> _INSTRUCTION_
Repeat the entire listing exactly.

(Extracted data entries)

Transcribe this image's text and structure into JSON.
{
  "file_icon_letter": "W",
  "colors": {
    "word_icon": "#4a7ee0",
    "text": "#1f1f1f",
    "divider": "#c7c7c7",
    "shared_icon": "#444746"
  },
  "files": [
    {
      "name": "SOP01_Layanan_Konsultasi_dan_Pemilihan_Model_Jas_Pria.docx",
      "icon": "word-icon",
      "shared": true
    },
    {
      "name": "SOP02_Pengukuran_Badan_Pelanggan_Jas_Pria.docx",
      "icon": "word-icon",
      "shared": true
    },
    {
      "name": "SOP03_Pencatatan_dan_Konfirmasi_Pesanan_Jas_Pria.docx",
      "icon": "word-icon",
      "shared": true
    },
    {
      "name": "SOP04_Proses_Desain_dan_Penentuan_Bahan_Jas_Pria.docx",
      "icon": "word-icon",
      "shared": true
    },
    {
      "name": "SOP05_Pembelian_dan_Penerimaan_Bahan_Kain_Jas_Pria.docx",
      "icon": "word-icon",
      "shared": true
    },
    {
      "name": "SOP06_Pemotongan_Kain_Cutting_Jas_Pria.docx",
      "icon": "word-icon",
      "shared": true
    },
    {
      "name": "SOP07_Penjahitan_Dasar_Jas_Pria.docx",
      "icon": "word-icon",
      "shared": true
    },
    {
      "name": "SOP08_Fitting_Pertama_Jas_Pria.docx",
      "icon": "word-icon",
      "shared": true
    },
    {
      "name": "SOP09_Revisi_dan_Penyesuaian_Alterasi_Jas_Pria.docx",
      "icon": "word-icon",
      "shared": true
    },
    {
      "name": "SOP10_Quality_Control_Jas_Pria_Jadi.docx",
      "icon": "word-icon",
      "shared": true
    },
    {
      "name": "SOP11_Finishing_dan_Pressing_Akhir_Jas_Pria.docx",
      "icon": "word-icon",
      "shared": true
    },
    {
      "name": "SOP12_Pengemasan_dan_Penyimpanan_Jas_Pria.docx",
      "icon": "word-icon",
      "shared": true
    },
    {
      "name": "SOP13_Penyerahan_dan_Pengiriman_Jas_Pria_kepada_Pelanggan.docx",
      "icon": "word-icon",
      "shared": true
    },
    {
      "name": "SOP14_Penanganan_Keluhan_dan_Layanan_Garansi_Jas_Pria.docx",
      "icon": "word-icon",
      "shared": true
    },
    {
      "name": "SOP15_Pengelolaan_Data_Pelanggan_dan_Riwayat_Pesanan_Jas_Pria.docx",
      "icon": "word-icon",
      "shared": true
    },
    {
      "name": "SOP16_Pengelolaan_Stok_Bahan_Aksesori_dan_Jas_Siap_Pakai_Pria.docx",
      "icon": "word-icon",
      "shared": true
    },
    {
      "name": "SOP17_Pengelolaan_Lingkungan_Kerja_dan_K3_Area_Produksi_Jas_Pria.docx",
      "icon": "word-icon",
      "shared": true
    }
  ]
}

> _EXERCISE ANSWER_
Transcribe this image's text and structure into JSON.
{
  "file_icon_letter": "W",
  "colors": {
    "word_icon": "#4a7ee0",
    "text": "#1f1f1f",
    "divider": "#c7c7c7",
    "shared_icon": "#444746"
  },
  "files": [
    {
      "name": "SOP01_Layanan_Konsultasi_dan_Pemilihan_Model_Jas_Pria.docx",
      "icon": "word-icon",
      "shared": true
    },
    {
      "name": "SOP02_Pengukuran_Badan_Pelanggan_Jas_Pria.docx",
      "icon": "word-icon",
      "shared": true
    },
    {
      "name": "SOP03_Pencatatan_dan_Konfirmasi_Pesanan_Jas_Pria.docx",
      "icon": "word-icon",
      "shared": true
    },
    {
      "name": "SOP04_Proses_Desain_dan_Penentuan_Bahan_Jas_Pria.docx",
      "icon": "word-icon",
      "shared": true
    },
    {
      "name": "SOP05_Pembelian_dan_Penerimaan_Bahan_Kain_Jas_Pria.docx",
      "icon": "word-icon",
      "shared": true
    },
    {
      "name": "SOP06_Pemotongan_Kain_Cutting_Jas_Pria.docx",
      "icon": "word-icon",
      "shared": true
    },
    {
      "name": "SOP07_Penjahitan_Dasar_Jas_Pria.docx",
      "icon": "word-icon",
      "shared": true
    },
    {
      "name": "SOP08_Fitting_Pertama_Jas_Pria.docx",
      "icon": "word-icon",
      "shared": true
    },
    {
      "name": "SOP09_Revisi_dan_Penyesuaian_Alterasi_Jas_Pria.docx",
      "icon": "word-icon",
      "shared": true
    },
    {
      "name": "SOP10_Quality_Control_Jas_Pria_Jadi.docx",
      "icon": "word-icon",
      "shared": true
    },
    {
      "name": "SOP11_Finishing_dan_Pressing_Akhir_Jas_Pria.docx",
      "icon": "word-icon",
      "shared": true
    },
    {
      "name": "SOP12_Pengemasan_dan_Penyimpanan_Jas_Pria.docx",
      "icon": "word-icon",
      "shared": true
    },
    {
      "name": "SOP13_Penyerahan_dan_Pengiriman_Jas_Pria_kepada_Pelanggan.docx",
      "icon": "word-icon",
      "shared": true
    },
    {
      "name": "SOP14_Penanganan_Keluhan_dan_Layanan_Garansi_Jas_Pria.docx",
      "icon": "word-icon",
      "shared": true
    },
    {
      "name": "SOP15_Pengelolaan_Data_Pelanggan_dan_Riwayat_Pesanan_Jas_Pria.docx",
      "icon": "word-icon",
      "shared": true
    },
    {
      "name": "SOP16_Pengelolaan_Stok_Bahan_Aksesori_dan_Jas_Siap_Pakai_Pria.docx",
      "icon": "word-icon",
      "shared": true
    },
    {
      "name": "SOP17_Pengelolaan_Lingkungan_Kerja_dan_K3_Area_Produksi_Jas_Pria.docx",
      "icon": "word-icon",
      "shared": true
    }
  ]
}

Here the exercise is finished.